[What you are asked to do]
From the entries below, count the lines with "value". Write only the count.

[Information given]
##############################
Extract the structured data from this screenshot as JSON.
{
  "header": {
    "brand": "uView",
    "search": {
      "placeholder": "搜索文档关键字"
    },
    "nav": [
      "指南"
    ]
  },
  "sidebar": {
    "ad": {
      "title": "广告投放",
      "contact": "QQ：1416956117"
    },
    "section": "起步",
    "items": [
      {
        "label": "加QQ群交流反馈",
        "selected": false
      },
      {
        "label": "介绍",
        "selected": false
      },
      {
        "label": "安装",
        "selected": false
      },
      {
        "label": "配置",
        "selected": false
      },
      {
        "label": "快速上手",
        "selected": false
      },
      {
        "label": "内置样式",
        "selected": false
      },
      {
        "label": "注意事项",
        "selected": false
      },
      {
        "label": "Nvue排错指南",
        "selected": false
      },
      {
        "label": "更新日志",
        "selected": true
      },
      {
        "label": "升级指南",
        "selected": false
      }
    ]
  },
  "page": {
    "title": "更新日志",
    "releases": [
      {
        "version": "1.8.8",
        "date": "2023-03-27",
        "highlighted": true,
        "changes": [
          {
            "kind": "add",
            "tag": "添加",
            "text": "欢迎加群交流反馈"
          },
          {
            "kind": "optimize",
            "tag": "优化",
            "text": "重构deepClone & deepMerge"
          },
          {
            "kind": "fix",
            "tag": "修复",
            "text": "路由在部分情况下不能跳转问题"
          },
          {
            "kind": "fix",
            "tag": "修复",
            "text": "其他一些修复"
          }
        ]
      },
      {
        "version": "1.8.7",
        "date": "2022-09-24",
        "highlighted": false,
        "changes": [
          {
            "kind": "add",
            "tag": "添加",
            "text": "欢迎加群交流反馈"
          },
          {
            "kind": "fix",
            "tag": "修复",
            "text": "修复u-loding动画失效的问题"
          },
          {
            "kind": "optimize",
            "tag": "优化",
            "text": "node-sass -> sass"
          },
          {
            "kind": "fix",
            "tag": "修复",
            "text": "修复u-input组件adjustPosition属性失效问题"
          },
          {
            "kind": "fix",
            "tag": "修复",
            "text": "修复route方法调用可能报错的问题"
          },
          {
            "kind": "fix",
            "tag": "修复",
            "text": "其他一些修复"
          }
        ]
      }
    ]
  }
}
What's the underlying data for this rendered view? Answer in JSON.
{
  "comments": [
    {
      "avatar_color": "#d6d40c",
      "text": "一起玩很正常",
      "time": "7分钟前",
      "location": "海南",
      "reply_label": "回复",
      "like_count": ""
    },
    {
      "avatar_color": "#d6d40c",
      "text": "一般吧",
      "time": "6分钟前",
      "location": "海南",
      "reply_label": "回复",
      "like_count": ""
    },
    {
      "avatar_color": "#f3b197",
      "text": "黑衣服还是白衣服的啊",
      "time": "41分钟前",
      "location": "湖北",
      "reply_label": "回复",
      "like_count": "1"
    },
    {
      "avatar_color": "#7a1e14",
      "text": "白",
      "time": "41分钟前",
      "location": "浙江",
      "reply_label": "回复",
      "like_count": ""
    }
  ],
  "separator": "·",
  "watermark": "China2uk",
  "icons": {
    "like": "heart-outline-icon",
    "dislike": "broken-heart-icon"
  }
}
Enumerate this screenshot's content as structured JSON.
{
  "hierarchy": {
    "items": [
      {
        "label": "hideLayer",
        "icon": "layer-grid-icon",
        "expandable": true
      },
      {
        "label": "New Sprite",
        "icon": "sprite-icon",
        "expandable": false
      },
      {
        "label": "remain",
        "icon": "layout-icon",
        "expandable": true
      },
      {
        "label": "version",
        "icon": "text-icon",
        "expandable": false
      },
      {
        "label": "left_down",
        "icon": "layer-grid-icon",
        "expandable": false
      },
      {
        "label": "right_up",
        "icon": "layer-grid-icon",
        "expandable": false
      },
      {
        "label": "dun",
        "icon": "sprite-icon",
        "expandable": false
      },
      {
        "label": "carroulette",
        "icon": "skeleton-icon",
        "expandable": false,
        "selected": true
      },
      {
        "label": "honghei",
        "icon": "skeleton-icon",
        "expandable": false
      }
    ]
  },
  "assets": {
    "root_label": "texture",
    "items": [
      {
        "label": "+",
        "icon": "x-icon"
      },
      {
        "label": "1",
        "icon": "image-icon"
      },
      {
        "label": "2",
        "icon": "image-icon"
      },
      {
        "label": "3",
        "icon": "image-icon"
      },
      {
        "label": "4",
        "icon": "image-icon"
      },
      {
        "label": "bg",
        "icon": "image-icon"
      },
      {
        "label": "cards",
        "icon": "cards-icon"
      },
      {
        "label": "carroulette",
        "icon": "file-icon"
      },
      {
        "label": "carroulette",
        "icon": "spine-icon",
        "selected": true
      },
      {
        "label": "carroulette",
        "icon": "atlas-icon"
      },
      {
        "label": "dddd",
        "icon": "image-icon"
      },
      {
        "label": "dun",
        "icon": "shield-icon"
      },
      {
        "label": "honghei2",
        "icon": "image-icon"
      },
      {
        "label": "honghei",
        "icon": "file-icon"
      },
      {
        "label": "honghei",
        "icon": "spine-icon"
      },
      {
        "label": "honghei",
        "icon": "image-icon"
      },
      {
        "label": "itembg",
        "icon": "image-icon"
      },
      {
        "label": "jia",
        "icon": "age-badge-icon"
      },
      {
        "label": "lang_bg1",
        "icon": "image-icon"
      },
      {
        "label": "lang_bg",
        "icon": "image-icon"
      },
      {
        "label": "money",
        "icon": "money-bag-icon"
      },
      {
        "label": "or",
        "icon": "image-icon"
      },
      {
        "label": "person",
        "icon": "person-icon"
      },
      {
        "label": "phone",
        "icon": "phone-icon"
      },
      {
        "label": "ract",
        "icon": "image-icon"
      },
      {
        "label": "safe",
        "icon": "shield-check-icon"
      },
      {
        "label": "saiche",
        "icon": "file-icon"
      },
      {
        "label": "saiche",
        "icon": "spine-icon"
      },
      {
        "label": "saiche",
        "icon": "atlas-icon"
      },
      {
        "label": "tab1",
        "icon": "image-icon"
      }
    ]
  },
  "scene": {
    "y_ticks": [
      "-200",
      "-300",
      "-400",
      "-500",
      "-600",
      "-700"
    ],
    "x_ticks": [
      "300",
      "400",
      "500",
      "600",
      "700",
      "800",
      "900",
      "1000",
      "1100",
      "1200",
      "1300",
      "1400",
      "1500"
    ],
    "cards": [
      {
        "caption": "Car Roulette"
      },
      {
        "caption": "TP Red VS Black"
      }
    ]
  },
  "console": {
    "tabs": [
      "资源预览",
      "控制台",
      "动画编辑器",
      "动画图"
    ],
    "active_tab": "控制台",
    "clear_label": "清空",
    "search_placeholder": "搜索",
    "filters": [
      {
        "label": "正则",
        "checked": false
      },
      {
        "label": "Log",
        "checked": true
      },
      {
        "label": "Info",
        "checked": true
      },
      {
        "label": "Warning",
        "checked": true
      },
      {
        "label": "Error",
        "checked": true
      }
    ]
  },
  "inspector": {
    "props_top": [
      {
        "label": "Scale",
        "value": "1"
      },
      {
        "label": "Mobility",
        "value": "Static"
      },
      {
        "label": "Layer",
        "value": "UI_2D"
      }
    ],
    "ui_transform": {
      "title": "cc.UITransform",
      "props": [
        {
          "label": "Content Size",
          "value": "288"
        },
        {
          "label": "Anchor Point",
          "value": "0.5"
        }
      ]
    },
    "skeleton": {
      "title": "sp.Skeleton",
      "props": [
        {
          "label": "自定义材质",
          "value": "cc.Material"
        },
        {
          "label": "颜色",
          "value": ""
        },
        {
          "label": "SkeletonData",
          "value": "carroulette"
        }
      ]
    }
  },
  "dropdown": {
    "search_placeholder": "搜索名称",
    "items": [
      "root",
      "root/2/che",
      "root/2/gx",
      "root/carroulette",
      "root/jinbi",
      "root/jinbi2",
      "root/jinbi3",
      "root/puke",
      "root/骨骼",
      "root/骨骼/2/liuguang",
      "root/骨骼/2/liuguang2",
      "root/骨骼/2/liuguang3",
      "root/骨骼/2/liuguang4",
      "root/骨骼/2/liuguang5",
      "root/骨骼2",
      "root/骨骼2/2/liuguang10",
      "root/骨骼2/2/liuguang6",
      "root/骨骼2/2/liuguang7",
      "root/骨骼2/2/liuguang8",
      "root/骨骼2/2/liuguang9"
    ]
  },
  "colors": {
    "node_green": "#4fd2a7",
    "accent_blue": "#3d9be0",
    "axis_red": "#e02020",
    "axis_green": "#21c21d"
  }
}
##############################
[Worked solution]
8